(Figure dataset records)

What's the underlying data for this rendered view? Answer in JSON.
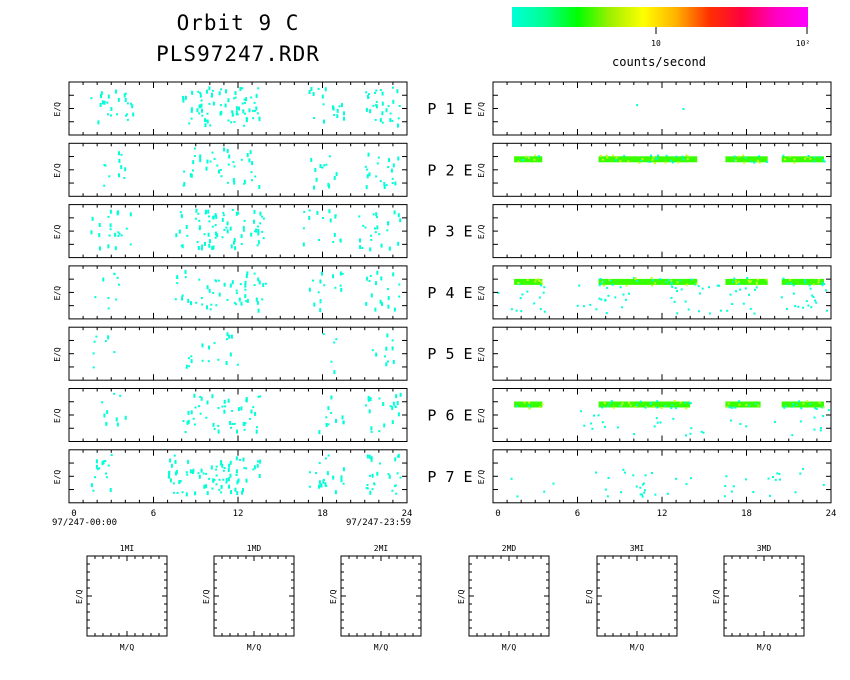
{
  "header": {
    "title_line1": "Orbit 9 C",
    "title_line2": "PLS97247.RDR"
  },
  "colorbar": {
    "label": "counts/second",
    "tick_10": "10",
    "tick_100": "10²",
    "stops": [
      "#00ffd8",
      "#00ff90",
      "#00ff00",
      "#a0f000",
      "#ffff00",
      "#ffb000",
      "#ff3000",
      "#ff0040",
      "#ff00c0",
      "#ff00ff"
    ]
  },
  "chart_data": {
    "type": "heatmap",
    "x_ticks": [
      "0",
      "6",
      "12",
      "18",
      "24"
    ],
    "xlim": [
      0,
      24
    ],
    "ylabel": "E/Q",
    "start_label": "97/247-00:00",
    "end_label": "97/247-23:59",
    "row_labels": [
      "P 1 E",
      "P 2 E",
      "P 3 E",
      "P 4 E",
      "P 5 E",
      "P 6 E",
      "P 7 E"
    ],
    "left_activity": [
      [
        [
          1.5,
          4.5,
          0.45
        ],
        [
          8,
          13.5,
          0.75
        ],
        [
          17,
          19.5,
          0.4
        ],
        [
          21,
          23.5,
          0.65
        ]
      ],
      [
        [
          2,
          4,
          0.3
        ],
        [
          8,
          13.5,
          0.4
        ],
        [
          17,
          19,
          0.35
        ],
        [
          21,
          23.5,
          0.45
        ]
      ],
      [
        [
          1.5,
          4.5,
          0.4
        ],
        [
          7.5,
          14,
          0.65
        ],
        [
          16.5,
          19.5,
          0.3
        ],
        [
          20.5,
          23.5,
          0.45
        ]
      ],
      [
        [
          1.5,
          3.5,
          0.25
        ],
        [
          7.5,
          14,
          0.45
        ],
        [
          17,
          19.5,
          0.35
        ],
        [
          21,
          23.5,
          0.4
        ]
      ],
      [
        [
          1.5,
          3.5,
          0.2
        ],
        [
          8,
          12,
          0.25
        ],
        [
          18,
          19.5,
          0.2
        ],
        [
          21.5,
          23,
          0.35
        ]
      ],
      [
        [
          2,
          4,
          0.25
        ],
        [
          8,
          13.5,
          0.5
        ],
        [
          17.5,
          19.5,
          0.3
        ],
        [
          21,
          23.5,
          0.45
        ]
      ],
      [
        [
          1.5,
          3,
          0.55
        ],
        [
          7,
          13.5,
          0.7
        ],
        [
          17,
          19.5,
          0.45
        ],
        [
          21,
          23.5,
          0.6
        ]
      ]
    ],
    "right_bands": [
      [],
      [
        [
          1.5,
          3.5
        ],
        [
          7.5,
          14.5
        ],
        [
          16.5,
          19.5
        ],
        [
          20.5,
          23.5
        ]
      ],
      [],
      [
        [
          1.5,
          3.5
        ],
        [
          7.5,
          14.5
        ],
        [
          16.5,
          19.5
        ],
        [
          20.5,
          23.5
        ]
      ],
      [],
      [
        [
          1.5,
          3.5
        ],
        [
          7.5,
          14
        ],
        [
          16.5,
          19
        ],
        [
          20.5,
          23.5
        ]
      ],
      []
    ],
    "right_sparse": [
      [
        [
          12,
          0.05
        ]
      ],
      [],
      [],
      [
        [
          2,
          0.35
        ],
        [
          8,
          0.45
        ],
        [
          14,
          0.4
        ],
        [
          17,
          0.35
        ],
        [
          22,
          0.45
        ]
      ],
      [],
      [
        [
          8,
          0.25
        ],
        [
          12,
          0.2
        ],
        [
          16,
          0.15
        ],
        [
          22,
          0.3
        ]
      ],
      [
        [
          3,
          0.1
        ],
        [
          9,
          0.3
        ],
        [
          12,
          0.3
        ],
        [
          18,
          0.2
        ],
        [
          21.5,
          0.25
        ]
      ]
    ]
  },
  "mq_panels": {
    "xlabel": "M/Q",
    "ylabel": "E/Q",
    "names": [
      "1MI",
      "1MD",
      "2MI",
      "2MD",
      "3MI",
      "3MD"
    ]
  }
}
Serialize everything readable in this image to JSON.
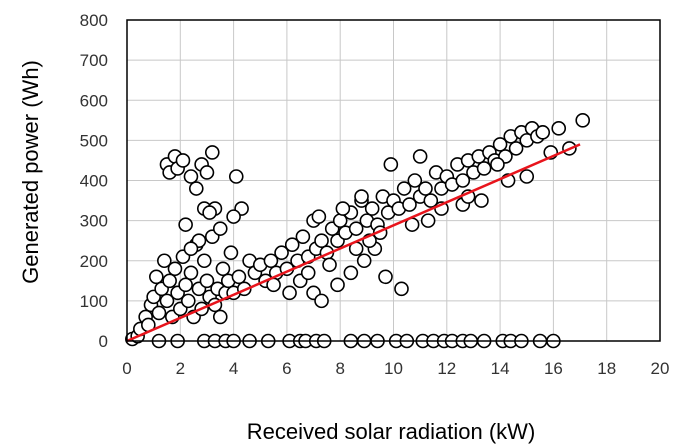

GOAL
Transcribe each entry precisely as given, leaving the pictures out.

EXERCISE RESULT
What's the underlying data for this rendered view? Answer in JSON.
{
  "header": {
    "title_line1": "Orbit 9 C",
    "title_line2": "PLS97247.RDR"
  },
  "colorbar": {
    "label": "counts/second",
    "tick_10": "10",
    "tick_100": "10²",
    "stops": [
      "#00ffd8",
      "#00ff90",
      "#00ff00",
      "#a0f000",
      "#ffff00",
      "#ffb000",
      "#ff3000",
      "#ff0040",
      "#ff00c0",
      "#ff00ff"
    ]
  },
  "chart_data": {
    "type": "heatmap",
    "x_ticks": [
      "0",
      "6",
      "12",
      "18",
      "24"
    ],
    "xlim": [
      0,
      24
    ],
    "ylabel": "E/Q",
    "start_label": "97/247-00:00",
    "end_label": "97/247-23:59",
    "row_labels": [
      "P 1 E",
      "P 2 E",
      "P 3 E",
      "P 4 E",
      "P 5 E",
      "P 6 E",
      "P 7 E"
    ],
    "left_activity": [
      [
        [
          1.5,
          4.5,
          0.45
        ],
        [
          8,
          13.5,
          0.75
        ],
        [
          17,
          19.5,
          0.4
        ],
        [
          21,
          23.5,
          0.65
        ]
      ],
      [
        [
          2,
          4,
          0.3
        ],
        [
          8,
          13.5,
          0.4
        ],
        [
          17,
          19,
          0.35
        ],
        [
          21,
          23.5,
          0.45
        ]
      ],
      [
        [
          1.5,
          4.5,
          0.4
        ],
        [
          7.5,
          14,
          0.65
        ],
        [
          16.5,
          19.5,
          0.3
        ],
        [
          20.5,
          23.5,
          0.45
        ]
      ],
      [
        [
          1.5,
          3.5,
          0.25
        ],
        [
          7.5,
          14,
          0.45
        ],
        [
          17,
          19.5,
          0.35
        ],
        [
          21,
          23.5,
          0.4
        ]
      ],
      [
        [
          1.5,
          3.5,
          0.2
        ],
        [
          8,
          12,
          0.25
        ],
        [
          18,
          19.5,
          0.2
        ],
        [
          21.5,
          23,
          0.35
        ]
      ],
      [
        [
          2,
          4,
          0.25
        ],
        [
          8,
          13.5,
          0.5
        ],
        [
          17.5,
          19.5,
          0.3
        ],
        [
          21,
          23.5,
          0.45
        ]
      ],
      [
        [
          1.5,
          3,
          0.55
        ],
        [
          7,
          13.5,
          0.7
        ],
        [
          17,
          19.5,
          0.45
        ],
        [
          21,
          23.5,
          0.6
        ]
      ]
    ],
    "right_bands": [
      [],
      [
        [
          1.5,
          3.5
        ],
        [
          7.5,
          14.5
        ],
        [
          16.5,
          19.5
        ],
        [
          20.5,
          23.5
        ]
      ],
      [],
      [
        [
          1.5,
          3.5
        ],
        [
          7.5,
          14.5
        ],
        [
          16.5,
          19.5
        ],
        [
          20.5,
          23.5
        ]
      ],
      [],
      [
        [
          1.5,
          3.5
        ],
        [
          7.5,
          14
        ],
        [
          16.5,
          19
        ],
        [
          20.5,
          23.5
        ]
      ],
      []
    ],
    "right_sparse": [
      [
        [
          12,
          0.05
        ]
      ],
      [],
      [],
      [
        [
          2,
          0.35
        ],
        [
          8,
          0.45
        ],
        [
          14,
          0.4
        ],
        [
          17,
          0.35
        ],
        [
          22,
          0.45
        ]
      ],
      [],
      [
        [
          8,
          0.25
        ],
        [
          12,
          0.2
        ],
        [
          16,
          0.15
        ],
        [
          22,
          0.3
        ]
      ],
      [
        [
          3,
          0.1
        ],
        [
          9,
          0.3
        ],
        [
          12,
          0.3
        ],
        [
          18,
          0.2
        ],
        [
          21.5,
          0.25
        ]
      ]
    ]
  },
  "mq_panels": {
    "xlabel": "M/Q",
    "ylabel": "E/Q",
    "names": [
      "1MI",
      "1MD",
      "2MI",
      "2MD",
      "3MI",
      "3MD"
    ]
  }
}
Serialize everything readable in this image to JSON.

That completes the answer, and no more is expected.